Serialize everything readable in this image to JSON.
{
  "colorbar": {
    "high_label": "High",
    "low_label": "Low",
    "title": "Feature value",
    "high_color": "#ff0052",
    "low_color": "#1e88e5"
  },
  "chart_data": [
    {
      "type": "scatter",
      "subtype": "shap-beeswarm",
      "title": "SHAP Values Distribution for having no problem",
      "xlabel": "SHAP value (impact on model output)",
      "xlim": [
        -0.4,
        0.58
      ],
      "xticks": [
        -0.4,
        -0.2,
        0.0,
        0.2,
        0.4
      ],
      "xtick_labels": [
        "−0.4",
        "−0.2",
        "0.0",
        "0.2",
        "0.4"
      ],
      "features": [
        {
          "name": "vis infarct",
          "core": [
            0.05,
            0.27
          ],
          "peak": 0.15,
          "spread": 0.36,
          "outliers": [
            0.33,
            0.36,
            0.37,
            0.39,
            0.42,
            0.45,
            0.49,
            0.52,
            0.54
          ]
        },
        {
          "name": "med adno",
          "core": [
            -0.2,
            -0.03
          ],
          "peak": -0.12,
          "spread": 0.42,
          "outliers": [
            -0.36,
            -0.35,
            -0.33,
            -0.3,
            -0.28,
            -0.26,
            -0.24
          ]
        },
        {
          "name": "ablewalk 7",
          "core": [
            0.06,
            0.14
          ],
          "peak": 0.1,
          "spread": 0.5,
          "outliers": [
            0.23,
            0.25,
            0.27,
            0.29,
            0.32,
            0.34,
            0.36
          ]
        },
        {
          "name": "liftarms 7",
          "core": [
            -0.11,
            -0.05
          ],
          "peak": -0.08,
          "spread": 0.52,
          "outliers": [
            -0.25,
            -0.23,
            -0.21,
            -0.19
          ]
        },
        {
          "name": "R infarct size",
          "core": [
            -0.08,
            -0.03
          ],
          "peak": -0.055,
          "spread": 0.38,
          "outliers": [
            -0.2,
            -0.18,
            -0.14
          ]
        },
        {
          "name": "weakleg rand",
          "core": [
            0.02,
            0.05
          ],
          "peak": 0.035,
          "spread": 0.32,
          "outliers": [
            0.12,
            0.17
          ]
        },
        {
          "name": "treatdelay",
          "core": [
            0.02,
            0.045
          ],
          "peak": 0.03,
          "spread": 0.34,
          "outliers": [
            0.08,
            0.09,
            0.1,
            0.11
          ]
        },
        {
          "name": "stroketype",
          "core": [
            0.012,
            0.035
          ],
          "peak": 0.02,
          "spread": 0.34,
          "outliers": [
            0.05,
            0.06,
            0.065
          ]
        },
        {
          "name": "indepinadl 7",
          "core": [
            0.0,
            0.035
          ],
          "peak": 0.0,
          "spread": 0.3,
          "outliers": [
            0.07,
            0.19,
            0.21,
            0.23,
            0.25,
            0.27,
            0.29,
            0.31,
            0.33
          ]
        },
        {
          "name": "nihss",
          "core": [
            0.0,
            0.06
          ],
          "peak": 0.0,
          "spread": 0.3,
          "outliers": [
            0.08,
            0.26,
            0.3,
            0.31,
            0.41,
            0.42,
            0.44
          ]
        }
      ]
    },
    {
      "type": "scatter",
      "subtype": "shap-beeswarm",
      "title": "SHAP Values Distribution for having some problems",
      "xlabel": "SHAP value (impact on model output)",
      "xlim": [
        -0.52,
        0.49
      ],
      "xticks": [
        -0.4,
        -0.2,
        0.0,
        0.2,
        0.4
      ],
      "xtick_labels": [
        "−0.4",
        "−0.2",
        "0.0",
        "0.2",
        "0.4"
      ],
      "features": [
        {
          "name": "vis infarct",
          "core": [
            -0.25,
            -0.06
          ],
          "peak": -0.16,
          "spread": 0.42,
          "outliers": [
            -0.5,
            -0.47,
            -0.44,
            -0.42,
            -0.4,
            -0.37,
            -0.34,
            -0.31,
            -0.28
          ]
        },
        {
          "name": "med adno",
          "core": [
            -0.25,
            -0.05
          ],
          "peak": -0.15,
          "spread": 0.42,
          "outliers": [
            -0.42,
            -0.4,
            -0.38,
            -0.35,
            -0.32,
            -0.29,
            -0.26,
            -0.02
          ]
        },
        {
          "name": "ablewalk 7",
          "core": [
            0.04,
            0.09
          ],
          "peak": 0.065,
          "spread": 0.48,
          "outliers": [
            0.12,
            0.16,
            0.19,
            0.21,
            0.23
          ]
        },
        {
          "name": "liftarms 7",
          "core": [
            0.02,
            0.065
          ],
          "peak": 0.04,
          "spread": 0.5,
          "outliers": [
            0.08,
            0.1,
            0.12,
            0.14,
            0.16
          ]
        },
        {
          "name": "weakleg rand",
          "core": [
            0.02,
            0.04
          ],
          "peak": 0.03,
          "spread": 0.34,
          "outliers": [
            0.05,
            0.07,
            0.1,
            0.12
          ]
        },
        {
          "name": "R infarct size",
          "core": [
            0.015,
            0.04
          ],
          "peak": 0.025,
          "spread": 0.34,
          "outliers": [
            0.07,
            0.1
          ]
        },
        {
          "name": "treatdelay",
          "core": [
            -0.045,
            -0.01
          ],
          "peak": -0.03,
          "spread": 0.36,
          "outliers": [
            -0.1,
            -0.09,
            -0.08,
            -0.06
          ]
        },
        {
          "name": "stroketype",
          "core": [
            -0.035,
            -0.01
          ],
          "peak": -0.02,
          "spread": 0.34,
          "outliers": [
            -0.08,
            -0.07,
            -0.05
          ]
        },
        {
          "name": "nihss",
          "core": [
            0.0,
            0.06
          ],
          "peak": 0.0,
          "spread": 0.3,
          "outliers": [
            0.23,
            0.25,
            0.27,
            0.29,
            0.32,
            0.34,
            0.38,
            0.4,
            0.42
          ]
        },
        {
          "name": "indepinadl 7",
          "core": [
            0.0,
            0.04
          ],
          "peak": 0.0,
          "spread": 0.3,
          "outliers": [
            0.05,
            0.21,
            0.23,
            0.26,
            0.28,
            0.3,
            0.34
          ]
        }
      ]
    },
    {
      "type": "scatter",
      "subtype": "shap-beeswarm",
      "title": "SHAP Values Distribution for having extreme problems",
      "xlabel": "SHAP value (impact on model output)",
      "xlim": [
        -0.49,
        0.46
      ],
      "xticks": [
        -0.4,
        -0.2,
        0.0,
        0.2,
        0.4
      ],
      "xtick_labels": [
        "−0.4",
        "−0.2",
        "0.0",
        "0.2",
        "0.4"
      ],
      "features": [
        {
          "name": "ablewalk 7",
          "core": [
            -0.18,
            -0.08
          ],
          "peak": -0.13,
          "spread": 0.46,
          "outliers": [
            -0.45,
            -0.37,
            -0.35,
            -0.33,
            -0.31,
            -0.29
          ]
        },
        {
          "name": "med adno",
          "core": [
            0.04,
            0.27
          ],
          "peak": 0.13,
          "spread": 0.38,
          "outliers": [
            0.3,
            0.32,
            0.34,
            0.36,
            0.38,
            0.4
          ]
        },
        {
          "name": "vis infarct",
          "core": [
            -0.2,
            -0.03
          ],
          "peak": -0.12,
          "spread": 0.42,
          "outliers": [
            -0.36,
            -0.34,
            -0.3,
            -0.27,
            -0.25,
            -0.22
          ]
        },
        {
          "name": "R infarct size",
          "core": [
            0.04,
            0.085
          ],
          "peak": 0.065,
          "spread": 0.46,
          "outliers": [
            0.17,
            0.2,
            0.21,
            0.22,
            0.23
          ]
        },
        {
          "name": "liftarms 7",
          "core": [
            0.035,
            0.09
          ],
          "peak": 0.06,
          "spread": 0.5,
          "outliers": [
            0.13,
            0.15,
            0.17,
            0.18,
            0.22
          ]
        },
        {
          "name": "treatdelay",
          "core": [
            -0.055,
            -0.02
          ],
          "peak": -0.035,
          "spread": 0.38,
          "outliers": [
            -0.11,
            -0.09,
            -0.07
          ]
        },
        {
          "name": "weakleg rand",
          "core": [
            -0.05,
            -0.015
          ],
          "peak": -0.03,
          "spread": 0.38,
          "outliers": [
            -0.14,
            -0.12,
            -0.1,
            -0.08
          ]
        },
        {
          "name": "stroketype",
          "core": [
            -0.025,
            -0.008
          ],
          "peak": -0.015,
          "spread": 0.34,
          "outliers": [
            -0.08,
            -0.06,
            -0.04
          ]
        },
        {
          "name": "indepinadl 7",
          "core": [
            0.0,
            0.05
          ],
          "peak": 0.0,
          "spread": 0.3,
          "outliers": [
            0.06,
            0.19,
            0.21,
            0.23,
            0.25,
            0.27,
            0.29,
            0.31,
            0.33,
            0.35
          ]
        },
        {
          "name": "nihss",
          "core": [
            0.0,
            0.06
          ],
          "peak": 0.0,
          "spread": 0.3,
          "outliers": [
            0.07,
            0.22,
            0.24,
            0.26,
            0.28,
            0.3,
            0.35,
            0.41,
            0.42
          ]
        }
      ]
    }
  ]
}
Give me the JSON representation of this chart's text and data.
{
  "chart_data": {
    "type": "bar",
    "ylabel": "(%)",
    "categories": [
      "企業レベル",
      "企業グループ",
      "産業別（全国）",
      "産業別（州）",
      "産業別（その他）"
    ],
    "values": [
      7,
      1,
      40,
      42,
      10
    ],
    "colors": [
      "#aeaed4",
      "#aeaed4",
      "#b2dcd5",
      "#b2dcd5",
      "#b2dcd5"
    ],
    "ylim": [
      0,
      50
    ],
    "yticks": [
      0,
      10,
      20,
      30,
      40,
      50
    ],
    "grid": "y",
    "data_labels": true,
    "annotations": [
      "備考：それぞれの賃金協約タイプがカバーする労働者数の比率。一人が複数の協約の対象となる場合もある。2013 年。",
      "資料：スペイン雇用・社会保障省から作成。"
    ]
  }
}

- Objective: Check each line above for the string "problems" and show the ones that have it.

- Answer to this problem:
      "title": "SHAP Values Distribution for having some problems",
      "title": "SHAP Values Distribution for having extreme problems",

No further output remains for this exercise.